→ Task prompt: Below is a set of records. Repeat all of them exactly.

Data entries

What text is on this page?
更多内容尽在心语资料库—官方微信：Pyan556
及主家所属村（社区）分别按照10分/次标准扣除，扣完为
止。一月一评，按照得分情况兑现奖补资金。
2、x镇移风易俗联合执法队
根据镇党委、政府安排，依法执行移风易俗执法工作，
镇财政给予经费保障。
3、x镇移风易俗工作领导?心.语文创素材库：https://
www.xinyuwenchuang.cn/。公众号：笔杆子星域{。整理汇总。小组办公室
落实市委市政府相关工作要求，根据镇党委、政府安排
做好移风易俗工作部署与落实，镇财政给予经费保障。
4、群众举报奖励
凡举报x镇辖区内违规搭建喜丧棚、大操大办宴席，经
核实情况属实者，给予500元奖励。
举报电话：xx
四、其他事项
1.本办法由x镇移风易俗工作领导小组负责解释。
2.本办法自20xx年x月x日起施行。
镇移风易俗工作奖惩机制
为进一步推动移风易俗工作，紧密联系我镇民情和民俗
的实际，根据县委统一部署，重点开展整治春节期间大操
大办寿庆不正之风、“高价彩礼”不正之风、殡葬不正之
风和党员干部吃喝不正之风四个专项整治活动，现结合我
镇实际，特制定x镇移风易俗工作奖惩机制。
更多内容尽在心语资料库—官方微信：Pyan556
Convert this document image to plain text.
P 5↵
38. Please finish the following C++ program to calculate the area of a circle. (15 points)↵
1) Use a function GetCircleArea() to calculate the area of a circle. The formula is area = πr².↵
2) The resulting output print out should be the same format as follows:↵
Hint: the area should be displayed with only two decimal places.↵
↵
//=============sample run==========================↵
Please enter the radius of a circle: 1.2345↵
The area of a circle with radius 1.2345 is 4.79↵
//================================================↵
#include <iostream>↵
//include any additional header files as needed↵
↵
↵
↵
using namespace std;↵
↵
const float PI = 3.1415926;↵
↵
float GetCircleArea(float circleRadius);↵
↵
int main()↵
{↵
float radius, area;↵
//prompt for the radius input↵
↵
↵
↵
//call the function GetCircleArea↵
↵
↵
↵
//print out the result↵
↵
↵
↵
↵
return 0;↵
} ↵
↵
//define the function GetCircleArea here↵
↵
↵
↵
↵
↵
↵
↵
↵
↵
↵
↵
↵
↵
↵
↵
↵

→ Answer for the task:
What text is on this page?
更多内容尽在心语资料库—官方微信：Pyan556
及主家所属村（社区）分别按照10分/次标准扣除，扣完为
止。一月一评，按照得分情况兑现奖补资金。
2、x镇移风易俗联合执法队
根据镇党委、政府安排，依法执行移风易俗执法工作，
镇财政给予经费保障。
3、x镇移风易俗工作领导?心.语文创素材库：https://
www.xinyuwenchuang.cn/。公众号：笔杆子星域{。整理汇总。小组办公室
落实市委市政府相关工作要求，根据镇党委、政府安排
做好移风易俗工作部署与落实，镇财政给予经费保障。
4、群众举报奖励
凡举报x镇辖区内违规搭建喜丧棚、大操大办宴席，经
核实情况属实者，给予500元奖励。
举报电话：xx
四、其他事项
1.本办法由x镇移风易俗工作领导小组负责解释。
2.本办法自20xx年x月x日起施行。
镇移风易俗工作奖惩机制
为进一步推动移风易俗工作，紧密联系我镇民情和民俗
的实际，根据县委统一部署，重点开展整治春节期间大操
大办寿庆不正之风、“高价彩礼”不正之风、殡葬不正之
风和党员干部吃喝不正之风四个专项整治活动，现结合我
镇实际，特制定x镇移风易俗工作奖惩机制。
更多内容尽在心语资料库—官方微信：Pyan556
Convert this document image to plain text.
P 5↵
38. Please finish the following C++ program to calculate the area of a circle. (15 points)↵
1) Use a function GetCircleArea() to calculate the area of a circle. The formula is area = πr².↵
2) The resulting output print out should be the same format as follows:↵
Hint: the area should be displayed with only two decimal places.↵
↵
//=============sample run==========================↵
Please enter the radius of a circle: 1.2345↵
The area of a circle with radius 1.2345 is 4.79↵
//================================================↵
#include <iostream>↵
//include any additional header files as needed↵
↵
↵
↵
using namespace std;↵
↵
const float PI = 3.1415926;↵
↵
float GetCircleArea(float circleRadius);↵
↵
int main()↵
{↵
float radius, area;↵
//prompt for the radius input↵
↵
↵
↵
//call the function GetCircleArea↵
↵
↵
↵
//print out the result↵
↵
↵
↵
↵
return 0;↵
} ↵
↵
//define the function GetCircleArea here↵
↵
↵
↵
↵
↵
↵
↵
↵
↵
↵
↵
↵
↵
↵
↵
↵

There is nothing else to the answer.